**Task 1**
Reproduce the lines of the listing from the line with "- legend-ma20: MA" up to and including the line with "- candles: [12, 128, 706, 401]", keeping each line unchanged.

------ Text passage ------

Film Review: Sam Mendes, “American Beauty” (1999)

There’s Nothing Worse Than Being Ordinary…

This week has seen me revisit some of my favourite films from the past few years, this being something which brought to light one film in particular that I loved when I first saw it, and to my surprise has also actually grown on me even more over time with each viewing. american-beauty-1999-03-gThe film in question being Sam Mendes’ debut feature film ‘American Beauty’ starring the magnificent Kevin Spacey in his second Oscar winning role of his rather impressive career. Mendes primarily known prior to this for his brilliant Theatre direction, created this instant classic which is put together in a fresh unusual and creative way which sees him utilising voiceover techniques, and time reversal, as well as this he riskily gambled the future legacy of the film with his decision to make the first sentence spoken in the film unconventionally reveal the fate of the main character Lester telling the viewers how the story will end before it even has begun, this decision did of course pay off, hence showcasing his overwhelming talent as a filmmaker, with this film which was immediately adored by fans and critics alike.

Despite the film having such a fresh feeling, the story is by no means new territory. Each of the character’s story lines display an aspect of familiarity. I bet there’s not one person reading this who doesn’t know somebody like these people. There’s Lester who’s going through a midlife crisis; revisiting his youth by driving fast cars, smoking drugs and listening to old Pink Floyd albums from the 70’s, he’s also fantasising and obsessing over his teenage daughter’s attractive friend whilst stuck in a mutually hateful relationship with his wife who’s also sleeping with a rival estate agent. On top of this there’s an ex-soldier living next door who’s fascinated with Nazi ideology and is openly and proudly homophobic – despite the fact that he is actually a closeted homosexual, his son is a big-time drug dealer who likes to film everything and everyone (including his next door neighbour Lester naked through a window). Then there’s Jane (Lester’s daughter) who desperately seeks escape from her embarrassing parents and her equally embarrassingly vain best friend who has ambitions of sleeping with her friend’s father. These people are unconventional, they’re not all the same, as is a recurring idea throughout the film – they’re not ‘normal’ (“there’s nothing worse than being ordinary”). They’re not normal in relation to other ‘usual’ film characters, however they’re very true to life – we all know a ‘Lester’ or a ‘Carolyn’, they’re the real people we see everyday.

------ Provided entries ------

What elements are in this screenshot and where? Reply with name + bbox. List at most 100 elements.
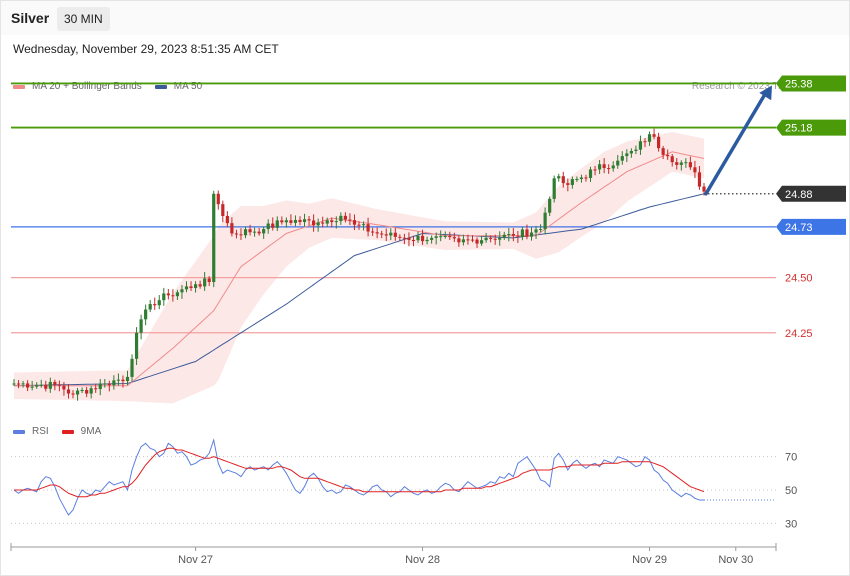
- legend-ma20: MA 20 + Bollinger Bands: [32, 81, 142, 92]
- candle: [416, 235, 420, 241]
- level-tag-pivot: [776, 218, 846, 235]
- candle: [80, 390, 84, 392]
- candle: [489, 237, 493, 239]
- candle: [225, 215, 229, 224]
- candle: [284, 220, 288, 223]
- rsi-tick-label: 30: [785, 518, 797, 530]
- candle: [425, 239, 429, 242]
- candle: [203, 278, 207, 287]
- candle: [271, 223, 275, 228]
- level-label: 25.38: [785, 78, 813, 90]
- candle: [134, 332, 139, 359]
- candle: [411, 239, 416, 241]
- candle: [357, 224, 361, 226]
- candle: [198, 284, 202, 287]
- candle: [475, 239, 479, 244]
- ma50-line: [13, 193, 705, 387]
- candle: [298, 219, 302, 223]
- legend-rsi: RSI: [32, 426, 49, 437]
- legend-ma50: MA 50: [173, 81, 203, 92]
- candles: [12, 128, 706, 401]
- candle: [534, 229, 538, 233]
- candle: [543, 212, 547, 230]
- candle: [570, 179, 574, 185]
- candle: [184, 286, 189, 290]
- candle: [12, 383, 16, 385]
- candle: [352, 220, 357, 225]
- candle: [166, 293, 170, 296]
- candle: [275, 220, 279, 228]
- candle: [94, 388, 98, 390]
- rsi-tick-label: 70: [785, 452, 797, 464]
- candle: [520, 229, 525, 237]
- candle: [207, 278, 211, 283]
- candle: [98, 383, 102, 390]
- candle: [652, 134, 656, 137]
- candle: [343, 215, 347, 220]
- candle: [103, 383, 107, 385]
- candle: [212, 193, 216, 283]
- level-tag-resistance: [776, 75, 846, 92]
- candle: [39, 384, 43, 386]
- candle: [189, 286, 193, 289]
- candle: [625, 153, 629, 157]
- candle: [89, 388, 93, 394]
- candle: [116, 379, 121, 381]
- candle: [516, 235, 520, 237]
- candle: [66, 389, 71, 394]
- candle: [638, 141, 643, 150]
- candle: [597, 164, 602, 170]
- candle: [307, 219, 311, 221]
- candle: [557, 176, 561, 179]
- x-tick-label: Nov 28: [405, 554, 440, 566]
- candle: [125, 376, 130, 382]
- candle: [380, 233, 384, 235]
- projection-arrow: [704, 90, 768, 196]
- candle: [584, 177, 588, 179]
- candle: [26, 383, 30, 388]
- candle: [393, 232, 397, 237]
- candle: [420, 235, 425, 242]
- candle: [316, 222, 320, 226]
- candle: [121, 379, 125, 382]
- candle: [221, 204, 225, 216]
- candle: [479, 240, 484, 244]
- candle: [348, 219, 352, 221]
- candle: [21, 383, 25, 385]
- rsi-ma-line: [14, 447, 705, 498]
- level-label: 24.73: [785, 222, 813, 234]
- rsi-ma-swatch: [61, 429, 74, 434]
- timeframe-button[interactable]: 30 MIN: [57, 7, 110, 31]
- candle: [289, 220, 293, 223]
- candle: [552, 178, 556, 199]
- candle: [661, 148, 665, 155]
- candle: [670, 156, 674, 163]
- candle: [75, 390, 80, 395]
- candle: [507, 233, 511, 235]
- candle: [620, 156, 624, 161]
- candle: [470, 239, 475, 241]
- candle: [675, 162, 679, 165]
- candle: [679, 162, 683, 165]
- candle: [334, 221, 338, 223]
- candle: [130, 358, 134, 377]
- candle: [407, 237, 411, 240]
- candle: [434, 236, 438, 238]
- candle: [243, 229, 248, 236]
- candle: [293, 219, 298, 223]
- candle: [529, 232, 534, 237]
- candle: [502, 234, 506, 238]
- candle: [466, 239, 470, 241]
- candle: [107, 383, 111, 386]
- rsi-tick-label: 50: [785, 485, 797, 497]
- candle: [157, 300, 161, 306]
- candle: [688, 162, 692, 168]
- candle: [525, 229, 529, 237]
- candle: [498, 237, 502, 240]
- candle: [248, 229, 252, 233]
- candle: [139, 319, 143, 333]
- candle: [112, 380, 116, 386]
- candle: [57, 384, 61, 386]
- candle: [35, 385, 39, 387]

------

**Task 2**
Using the American Beauty review, decide whether each statement agrees with it, answering yes or no and quoting the words that settle it: (a) American Beauty was the first feature film Sam Mendes directed. (b) The ex-soldier next door is described as openly accepting of gay people. (c) The first sentence spoken in the film keeps Lester's fate hidden from viewers.

**Worked solution 1**
- legend-ma20: MA 20 + Bollinger Bands: [32, 81, 142, 92]
- candle: [416, 235, 420, 241]
- level-tag-pivot: [776, 218, 846, 235]
- candle: [80, 390, 84, 392]
- candle: [489, 237, 493, 239]
- candle: [225, 215, 229, 224]
- candle: [284, 220, 288, 223]
- rsi-tick-label: 30: [785, 518, 797, 530]
- candle: [425, 239, 429, 242]
- candle: [203, 278, 207, 287]
- candle: [271, 223, 275, 228]
- level-label: 25.38: [785, 78, 813, 90]
- candle: [134, 332, 139, 359]
- candle: [411, 239, 416, 241]
- candle: [357, 224, 361, 226]
- candle: [198, 284, 202, 287]
- candle: [475, 239, 479, 244]
- ma50-line: [13, 193, 705, 387]
- candle: [298, 219, 302, 223]
- legend-rsi: RSI: [32, 426, 49, 437]
- legend-ma50: MA 50: [173, 81, 203, 92]
- candles: [12, 128, 706, 401]

**Worked solution 2**
(a) Yes: "Sam Mendes’ debut feature film ‘American Beauty’"
(b) No: "is openly and proudly homophobic"
(c) No: "the first sentence spoken in the film unconventionally reveal the fate of the main character Lester"